=== Task ===
Select every line below containing the word "grid".
************
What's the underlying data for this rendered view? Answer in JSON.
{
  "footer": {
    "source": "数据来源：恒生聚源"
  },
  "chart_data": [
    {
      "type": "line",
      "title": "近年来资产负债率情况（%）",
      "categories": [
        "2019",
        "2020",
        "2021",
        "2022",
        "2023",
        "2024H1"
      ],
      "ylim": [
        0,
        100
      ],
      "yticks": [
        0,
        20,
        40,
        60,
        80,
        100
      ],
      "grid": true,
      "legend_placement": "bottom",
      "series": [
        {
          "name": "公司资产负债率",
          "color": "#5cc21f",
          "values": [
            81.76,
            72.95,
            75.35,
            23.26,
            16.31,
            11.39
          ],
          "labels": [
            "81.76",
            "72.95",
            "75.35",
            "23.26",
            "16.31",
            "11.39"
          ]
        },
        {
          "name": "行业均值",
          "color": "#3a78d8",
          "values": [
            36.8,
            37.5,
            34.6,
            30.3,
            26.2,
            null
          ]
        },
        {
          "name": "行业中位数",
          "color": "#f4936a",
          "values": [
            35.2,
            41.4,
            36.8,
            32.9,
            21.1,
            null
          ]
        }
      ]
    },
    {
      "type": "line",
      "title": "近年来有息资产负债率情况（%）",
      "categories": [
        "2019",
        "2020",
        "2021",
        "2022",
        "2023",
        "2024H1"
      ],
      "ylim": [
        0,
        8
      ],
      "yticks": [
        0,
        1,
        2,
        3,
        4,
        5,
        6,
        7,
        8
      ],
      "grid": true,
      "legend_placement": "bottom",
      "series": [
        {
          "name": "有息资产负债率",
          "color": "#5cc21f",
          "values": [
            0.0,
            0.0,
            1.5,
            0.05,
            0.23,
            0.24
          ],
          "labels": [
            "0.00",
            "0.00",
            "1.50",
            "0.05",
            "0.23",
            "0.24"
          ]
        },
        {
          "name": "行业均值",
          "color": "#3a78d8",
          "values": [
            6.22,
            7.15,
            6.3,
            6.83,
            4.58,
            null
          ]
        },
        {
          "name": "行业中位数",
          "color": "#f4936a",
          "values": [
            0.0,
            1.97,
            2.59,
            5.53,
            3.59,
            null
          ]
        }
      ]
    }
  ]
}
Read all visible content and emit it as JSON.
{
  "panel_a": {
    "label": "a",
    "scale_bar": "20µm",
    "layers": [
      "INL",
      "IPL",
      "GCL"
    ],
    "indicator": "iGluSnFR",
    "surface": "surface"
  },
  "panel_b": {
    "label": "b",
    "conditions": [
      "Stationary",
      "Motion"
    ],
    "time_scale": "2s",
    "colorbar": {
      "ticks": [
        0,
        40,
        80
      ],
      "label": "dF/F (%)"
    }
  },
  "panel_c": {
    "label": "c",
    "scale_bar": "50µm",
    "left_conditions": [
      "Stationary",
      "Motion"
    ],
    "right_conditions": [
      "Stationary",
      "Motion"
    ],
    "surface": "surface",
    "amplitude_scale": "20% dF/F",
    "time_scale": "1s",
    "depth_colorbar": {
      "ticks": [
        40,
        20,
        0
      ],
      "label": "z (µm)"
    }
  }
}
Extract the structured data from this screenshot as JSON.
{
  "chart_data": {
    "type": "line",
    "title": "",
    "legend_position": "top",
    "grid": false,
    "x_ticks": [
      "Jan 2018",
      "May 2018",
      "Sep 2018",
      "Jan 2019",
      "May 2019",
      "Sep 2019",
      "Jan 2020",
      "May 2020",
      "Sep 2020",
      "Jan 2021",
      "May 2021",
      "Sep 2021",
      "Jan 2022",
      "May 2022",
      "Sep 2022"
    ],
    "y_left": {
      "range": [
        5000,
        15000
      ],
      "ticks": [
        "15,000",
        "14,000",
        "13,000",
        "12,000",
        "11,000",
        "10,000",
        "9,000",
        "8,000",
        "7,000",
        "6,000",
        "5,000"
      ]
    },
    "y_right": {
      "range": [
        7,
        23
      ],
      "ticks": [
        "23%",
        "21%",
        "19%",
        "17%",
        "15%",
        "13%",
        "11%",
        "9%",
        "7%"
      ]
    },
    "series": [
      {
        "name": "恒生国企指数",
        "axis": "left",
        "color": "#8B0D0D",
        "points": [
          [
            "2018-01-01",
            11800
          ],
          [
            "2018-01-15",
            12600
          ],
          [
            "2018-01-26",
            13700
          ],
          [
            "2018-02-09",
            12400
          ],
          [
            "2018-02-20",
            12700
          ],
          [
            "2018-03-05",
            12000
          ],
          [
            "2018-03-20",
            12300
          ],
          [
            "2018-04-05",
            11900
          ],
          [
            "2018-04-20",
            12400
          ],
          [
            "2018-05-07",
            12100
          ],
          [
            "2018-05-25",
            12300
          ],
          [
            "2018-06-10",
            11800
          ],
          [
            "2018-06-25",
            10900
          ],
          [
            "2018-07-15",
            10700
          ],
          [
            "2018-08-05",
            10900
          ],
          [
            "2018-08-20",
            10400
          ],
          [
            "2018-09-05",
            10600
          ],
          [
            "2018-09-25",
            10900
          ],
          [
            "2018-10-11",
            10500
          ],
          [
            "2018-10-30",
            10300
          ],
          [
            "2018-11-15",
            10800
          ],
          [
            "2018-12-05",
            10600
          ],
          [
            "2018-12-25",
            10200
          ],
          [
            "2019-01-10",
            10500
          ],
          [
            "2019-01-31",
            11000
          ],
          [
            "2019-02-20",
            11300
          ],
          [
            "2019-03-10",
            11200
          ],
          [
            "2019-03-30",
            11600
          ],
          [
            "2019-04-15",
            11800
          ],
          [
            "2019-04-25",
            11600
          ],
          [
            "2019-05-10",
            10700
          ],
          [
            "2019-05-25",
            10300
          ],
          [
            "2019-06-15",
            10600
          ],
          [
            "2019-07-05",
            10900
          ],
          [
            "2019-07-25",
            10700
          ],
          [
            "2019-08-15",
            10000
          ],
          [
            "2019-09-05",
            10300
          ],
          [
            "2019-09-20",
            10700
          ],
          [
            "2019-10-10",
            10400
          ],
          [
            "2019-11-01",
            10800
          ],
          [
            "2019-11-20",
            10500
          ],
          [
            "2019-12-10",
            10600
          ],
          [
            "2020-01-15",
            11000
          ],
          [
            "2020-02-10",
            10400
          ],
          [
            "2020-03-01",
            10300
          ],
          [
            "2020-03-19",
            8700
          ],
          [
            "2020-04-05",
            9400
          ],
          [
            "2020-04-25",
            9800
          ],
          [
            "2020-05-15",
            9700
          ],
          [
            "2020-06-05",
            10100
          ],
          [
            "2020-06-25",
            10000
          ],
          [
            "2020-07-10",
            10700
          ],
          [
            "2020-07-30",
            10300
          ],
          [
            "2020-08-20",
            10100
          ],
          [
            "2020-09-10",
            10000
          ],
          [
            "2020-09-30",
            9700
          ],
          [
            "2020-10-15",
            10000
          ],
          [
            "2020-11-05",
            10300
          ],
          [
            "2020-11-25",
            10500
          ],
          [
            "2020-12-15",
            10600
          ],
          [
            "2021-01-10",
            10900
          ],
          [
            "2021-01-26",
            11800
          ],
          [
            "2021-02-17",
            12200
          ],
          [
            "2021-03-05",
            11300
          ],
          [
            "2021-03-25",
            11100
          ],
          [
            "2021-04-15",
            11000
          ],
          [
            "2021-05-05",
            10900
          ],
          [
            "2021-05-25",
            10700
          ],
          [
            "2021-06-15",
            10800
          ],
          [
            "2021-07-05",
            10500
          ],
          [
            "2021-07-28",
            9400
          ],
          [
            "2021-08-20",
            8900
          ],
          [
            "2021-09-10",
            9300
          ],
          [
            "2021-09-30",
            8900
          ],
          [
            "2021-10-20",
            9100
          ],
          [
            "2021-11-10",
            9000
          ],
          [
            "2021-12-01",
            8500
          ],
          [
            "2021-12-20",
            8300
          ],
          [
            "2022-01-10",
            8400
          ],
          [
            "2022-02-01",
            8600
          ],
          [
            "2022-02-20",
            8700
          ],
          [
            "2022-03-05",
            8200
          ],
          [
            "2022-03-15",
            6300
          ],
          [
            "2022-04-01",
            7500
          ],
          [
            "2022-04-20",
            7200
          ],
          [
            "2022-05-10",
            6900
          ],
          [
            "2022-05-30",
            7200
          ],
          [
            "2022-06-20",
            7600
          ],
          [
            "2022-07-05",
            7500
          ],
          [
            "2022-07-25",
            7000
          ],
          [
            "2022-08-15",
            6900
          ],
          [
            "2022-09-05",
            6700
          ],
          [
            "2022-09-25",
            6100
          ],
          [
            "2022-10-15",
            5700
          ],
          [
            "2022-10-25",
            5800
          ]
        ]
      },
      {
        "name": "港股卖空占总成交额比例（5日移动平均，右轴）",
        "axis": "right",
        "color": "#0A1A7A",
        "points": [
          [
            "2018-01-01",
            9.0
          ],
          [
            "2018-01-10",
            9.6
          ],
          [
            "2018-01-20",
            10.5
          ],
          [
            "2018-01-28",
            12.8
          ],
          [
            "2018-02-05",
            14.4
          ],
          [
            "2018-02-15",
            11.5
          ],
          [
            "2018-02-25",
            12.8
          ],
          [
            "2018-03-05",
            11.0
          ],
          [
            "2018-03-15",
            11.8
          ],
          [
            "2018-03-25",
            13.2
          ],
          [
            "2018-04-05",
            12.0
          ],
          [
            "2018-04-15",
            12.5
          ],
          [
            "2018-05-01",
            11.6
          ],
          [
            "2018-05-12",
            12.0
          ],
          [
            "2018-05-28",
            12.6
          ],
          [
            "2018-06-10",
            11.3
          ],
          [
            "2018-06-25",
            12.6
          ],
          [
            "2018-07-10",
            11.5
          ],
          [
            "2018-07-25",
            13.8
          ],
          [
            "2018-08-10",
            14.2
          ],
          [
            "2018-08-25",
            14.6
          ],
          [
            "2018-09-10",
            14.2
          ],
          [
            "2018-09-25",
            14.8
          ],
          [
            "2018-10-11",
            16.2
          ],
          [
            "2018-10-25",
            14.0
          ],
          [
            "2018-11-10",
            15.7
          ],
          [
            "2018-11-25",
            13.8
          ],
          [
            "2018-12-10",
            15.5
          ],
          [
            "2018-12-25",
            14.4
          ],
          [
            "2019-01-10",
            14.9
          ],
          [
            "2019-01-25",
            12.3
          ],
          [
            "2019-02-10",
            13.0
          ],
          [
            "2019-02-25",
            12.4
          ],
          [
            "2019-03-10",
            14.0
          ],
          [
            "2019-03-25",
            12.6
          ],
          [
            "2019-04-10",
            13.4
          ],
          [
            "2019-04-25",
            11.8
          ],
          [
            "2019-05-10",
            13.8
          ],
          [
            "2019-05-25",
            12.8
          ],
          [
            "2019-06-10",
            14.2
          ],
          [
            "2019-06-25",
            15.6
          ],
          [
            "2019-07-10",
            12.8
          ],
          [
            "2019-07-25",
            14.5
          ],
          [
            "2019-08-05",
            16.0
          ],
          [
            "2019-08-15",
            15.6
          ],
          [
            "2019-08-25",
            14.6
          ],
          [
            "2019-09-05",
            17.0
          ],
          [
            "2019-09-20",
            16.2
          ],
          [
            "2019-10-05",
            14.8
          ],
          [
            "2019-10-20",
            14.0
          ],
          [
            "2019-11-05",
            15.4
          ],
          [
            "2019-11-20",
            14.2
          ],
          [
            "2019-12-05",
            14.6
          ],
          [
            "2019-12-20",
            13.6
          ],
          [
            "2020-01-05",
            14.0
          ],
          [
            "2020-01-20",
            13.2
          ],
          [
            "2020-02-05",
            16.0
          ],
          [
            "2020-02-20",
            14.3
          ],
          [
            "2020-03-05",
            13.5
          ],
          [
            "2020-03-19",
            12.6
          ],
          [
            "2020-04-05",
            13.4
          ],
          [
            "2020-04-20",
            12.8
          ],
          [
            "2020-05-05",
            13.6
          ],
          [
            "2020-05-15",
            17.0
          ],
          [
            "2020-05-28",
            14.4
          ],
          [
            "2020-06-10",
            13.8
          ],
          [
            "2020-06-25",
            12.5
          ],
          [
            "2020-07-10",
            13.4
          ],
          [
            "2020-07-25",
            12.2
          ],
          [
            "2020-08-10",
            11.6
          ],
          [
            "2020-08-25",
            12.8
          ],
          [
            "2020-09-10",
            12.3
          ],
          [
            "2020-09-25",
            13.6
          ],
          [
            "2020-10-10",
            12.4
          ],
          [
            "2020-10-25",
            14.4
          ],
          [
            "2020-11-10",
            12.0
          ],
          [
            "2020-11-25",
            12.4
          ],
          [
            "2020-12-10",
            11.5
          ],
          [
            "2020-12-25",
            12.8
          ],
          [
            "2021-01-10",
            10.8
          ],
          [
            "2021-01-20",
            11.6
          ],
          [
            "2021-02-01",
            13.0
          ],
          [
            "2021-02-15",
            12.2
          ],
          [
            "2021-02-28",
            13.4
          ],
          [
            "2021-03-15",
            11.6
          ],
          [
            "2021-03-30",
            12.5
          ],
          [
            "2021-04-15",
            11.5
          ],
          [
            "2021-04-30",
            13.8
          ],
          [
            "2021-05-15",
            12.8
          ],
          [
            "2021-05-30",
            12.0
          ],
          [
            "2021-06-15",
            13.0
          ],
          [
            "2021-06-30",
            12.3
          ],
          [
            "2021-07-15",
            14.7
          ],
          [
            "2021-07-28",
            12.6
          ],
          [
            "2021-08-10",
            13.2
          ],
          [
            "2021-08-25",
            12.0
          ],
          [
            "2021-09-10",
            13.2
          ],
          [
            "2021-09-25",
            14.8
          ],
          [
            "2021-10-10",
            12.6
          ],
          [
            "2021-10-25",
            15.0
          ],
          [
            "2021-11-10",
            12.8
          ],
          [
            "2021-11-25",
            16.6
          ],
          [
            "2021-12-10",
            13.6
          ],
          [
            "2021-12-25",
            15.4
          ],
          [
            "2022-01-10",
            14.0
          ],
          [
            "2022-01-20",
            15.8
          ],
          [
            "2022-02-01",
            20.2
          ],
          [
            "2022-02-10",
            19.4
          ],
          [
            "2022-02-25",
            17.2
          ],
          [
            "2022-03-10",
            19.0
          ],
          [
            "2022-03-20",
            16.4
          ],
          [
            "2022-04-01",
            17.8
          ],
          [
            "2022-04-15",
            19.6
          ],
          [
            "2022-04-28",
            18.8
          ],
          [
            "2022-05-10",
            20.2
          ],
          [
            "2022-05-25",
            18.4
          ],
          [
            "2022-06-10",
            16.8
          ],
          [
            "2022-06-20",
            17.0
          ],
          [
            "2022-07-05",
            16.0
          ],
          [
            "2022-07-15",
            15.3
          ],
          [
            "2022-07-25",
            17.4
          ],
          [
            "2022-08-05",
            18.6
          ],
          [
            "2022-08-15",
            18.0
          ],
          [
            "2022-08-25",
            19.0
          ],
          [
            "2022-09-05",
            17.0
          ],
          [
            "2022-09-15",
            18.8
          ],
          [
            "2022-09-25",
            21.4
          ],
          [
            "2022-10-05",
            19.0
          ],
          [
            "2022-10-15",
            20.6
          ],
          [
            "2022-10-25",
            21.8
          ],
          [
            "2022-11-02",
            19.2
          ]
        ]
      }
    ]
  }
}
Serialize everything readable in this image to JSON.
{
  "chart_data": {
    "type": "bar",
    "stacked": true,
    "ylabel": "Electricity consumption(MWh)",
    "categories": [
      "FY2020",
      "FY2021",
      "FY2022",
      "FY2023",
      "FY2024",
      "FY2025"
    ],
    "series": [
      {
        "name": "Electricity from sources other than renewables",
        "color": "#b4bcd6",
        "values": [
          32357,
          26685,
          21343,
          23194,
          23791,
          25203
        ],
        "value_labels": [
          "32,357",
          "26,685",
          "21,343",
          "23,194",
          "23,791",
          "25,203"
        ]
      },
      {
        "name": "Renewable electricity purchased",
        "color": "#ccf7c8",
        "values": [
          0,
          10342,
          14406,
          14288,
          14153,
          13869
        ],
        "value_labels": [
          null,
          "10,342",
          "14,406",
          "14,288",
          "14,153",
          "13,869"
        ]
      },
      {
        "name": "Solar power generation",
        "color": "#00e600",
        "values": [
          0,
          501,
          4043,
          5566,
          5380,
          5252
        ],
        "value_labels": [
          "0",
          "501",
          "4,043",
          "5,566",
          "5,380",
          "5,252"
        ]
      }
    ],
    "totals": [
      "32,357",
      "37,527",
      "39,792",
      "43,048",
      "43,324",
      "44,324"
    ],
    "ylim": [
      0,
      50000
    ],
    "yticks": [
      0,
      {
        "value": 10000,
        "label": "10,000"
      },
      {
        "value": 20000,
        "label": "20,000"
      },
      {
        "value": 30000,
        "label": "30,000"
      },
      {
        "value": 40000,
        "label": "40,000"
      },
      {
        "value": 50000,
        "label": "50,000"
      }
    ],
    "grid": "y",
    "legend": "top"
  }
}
************
=== Response ===
      "grid": true,
      "grid": true,
    "grid": false,
    "grid": "y",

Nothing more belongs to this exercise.